▶ [To do]: All the data below goes into the copy word for word, but the pictures don't.

▶ [Records for this exercise]:
────

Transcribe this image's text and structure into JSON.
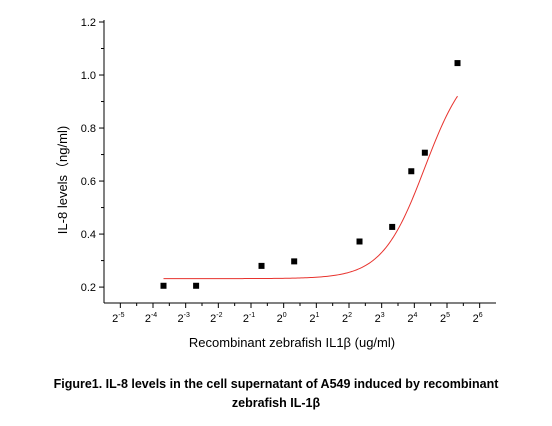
{
  "chart_data": {
    "type": "scatter",
    "title": "",
    "xlabel": "Recombinant zebrafish IL1β (ug/ml)",
    "ylabel": "IL-8 levels（ng/ml)",
    "x_scale": "log2",
    "xlim": [
      -5.5,
      6.5
    ],
    "ylim": [
      0.14,
      1.2
    ],
    "x_ticks": [
      {
        "base": "2",
        "exp": "-5",
        "value": 0.03125
      },
      {
        "base": "2",
        "exp": "-4",
        "value": 0.0625
      },
      {
        "base": "2",
        "exp": "-3",
        "value": 0.125
      },
      {
        "base": "2",
        "exp": "-2",
        "value": 0.25
      },
      {
        "base": "2",
        "exp": "-1",
        "value": 0.5
      },
      {
        "base": "2",
        "exp": "0",
        "value": 1
      },
      {
        "base": "2",
        "exp": "1",
        "value": 2
      },
      {
        "base": "2",
        "exp": "2",
        "value": 4
      },
      {
        "base": "2",
        "exp": "3",
        "value": 8
      },
      {
        "base": "2",
        "exp": "4",
        "value": 16
      },
      {
        "base": "2",
        "exp": "5",
        "value": 32
      },
      {
        "base": "2",
        "exp": "6",
        "value": 64
      }
    ],
    "y_ticks": [
      "0.2",
      "0.4",
      "0.6",
      "0.8",
      "1.0",
      "1.2"
    ],
    "series": [
      {
        "marker": "square",
        "color": "#000000",
        "points": [
          {
            "x": 0.0781,
            "y": 0.205
          },
          {
            "x": 0.156,
            "y": 0.205
          },
          {
            "x": 0.625,
            "y": 0.28
          },
          {
            "x": 1.25,
            "y": 0.297
          },
          {
            "x": 5.0,
            "y": 0.372
          },
          {
            "x": 10.0,
            "y": 0.427
          },
          {
            "x": 15.0,
            "y": 0.637
          },
          {
            "x": 20.0,
            "y": 0.707
          },
          {
            "x": 40.0,
            "y": 1.045
          }
        ]
      }
    ],
    "fit_curve": {
      "type": "logistic",
      "color": "#e8332e",
      "bottom": 0.232,
      "top": 1.07,
      "ec50": 20,
      "hill": 2.2,
      "x_range": [
        0.0781,
        40.0
      ]
    },
    "grid": false,
    "legend": "none"
  },
  "caption": {
    "line1": "Figure1. IL-8 levels in the cell supernatant of A549 induced by recombinant",
    "line2": "zebrafish IL-1β"
  }
}
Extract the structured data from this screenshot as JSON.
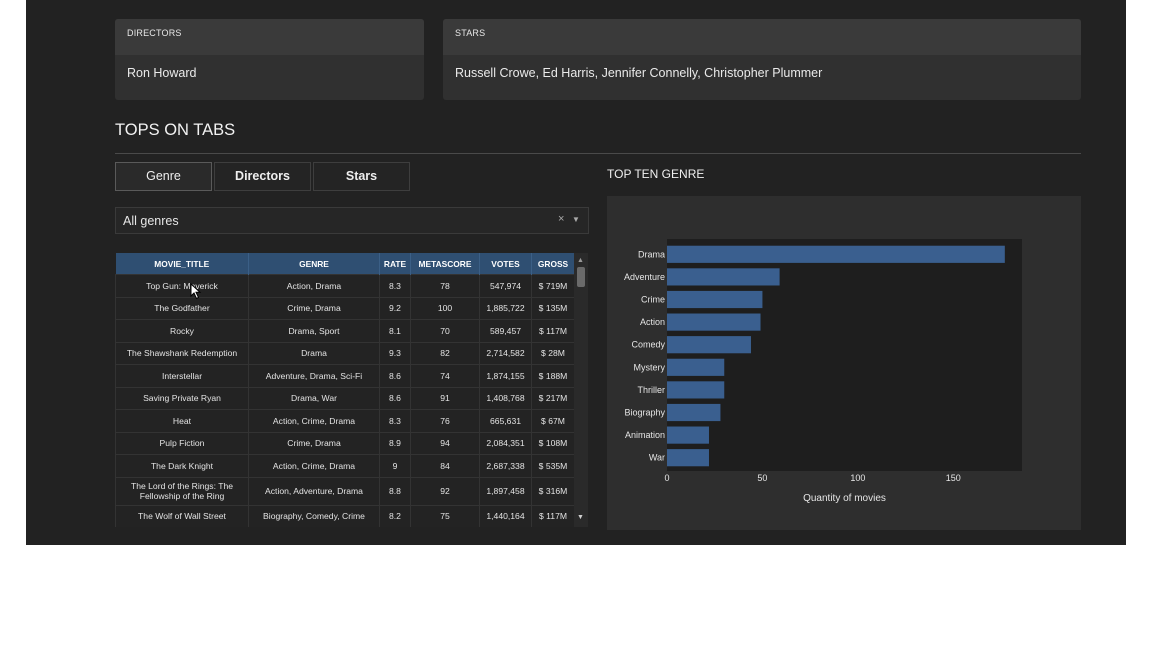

────

▶ [Full output]:
Transcribe this image's text and structure into JSON.
{
  "chart_data": {
    "type": "scatter",
    "title": "",
    "xlabel": "Recombinant zebrafish IL1β (ug/ml)",
    "ylabel": "IL-8 levels（ng/ml)",
    "x_scale": "log2",
    "xlim": [
      -5.5,
      6.5
    ],
    "ylim": [
      0.14,
      1.2
    ],
    "x_ticks": [
      {
        "base": "2",
        "exp": "-5",
        "value": 0.03125
      },
      {
        "base": "2",
        "exp": "-4",
        "value": 0.0625
      },
      {
        "base": "2",
        "exp": "-3",
        "value": 0.125
      },
      {
        "base": "2",
        "exp": "-2",
        "value": 0.25
      },
      {
        "base": "2",
        "exp": "-1",
        "value": 0.5
      },
      {
        "base": "2",
        "exp": "0",
        "value": 1
      },
      {
        "base": "2",
        "exp": "1",
        "value": 2
      },
      {
        "base": "2",
        "exp": "2",
        "value": 4
      },
      {
        "base": "2",
        "exp": "3",
        "value": 8
      },
      {
        "base": "2",
        "exp": "4",
        "value": 16
      },
      {
        "base": "2",
        "exp": "5",
        "value": 32
      },
      {
        "base": "2",
        "exp": "6",
        "value": 64
      }
    ],
    "y_ticks": [
      "0.2",
      "0.4",
      "0.6",
      "0.8",
      "1.0",
      "1.2"
    ],
    "series": [
      {
        "marker": "square",
        "color": "#000000",
        "points": [
          {
            "x": 0.0781,
            "y": 0.205
          },
          {
            "x": 0.156,
            "y": 0.205
          },
          {
            "x": 0.625,
            "y": 0.28
          },
          {
            "x": 1.25,
            "y": 0.297
          },
          {
            "x": 5.0,
            "y": 0.372
          },
          {
            "x": 10.0,
            "y": 0.427
          },
          {
            "x": 15.0,
            "y": 0.637
          },
          {
            "x": 20.0,
            "y": 0.707
          },
          {
            "x": 40.0,
            "y": 1.045
          }
        ]
      }
    ],
    "fit_curve": {
      "type": "logistic",
      "color": "#e8332e",
      "bottom": 0.232,
      "top": 1.07,
      "ec50": 20,
      "hill": 2.2,
      "x_range": [
        0.0781,
        40.0
      ]
    },
    "grid": false,
    "legend": "none"
  },
  "caption": {
    "line1": "Figure1. IL-8 levels in the cell supernatant of A549 induced by recombinant",
    "line2": "zebrafish IL-1β"
  }
}
Extract the structured data from this screenshot as JSON.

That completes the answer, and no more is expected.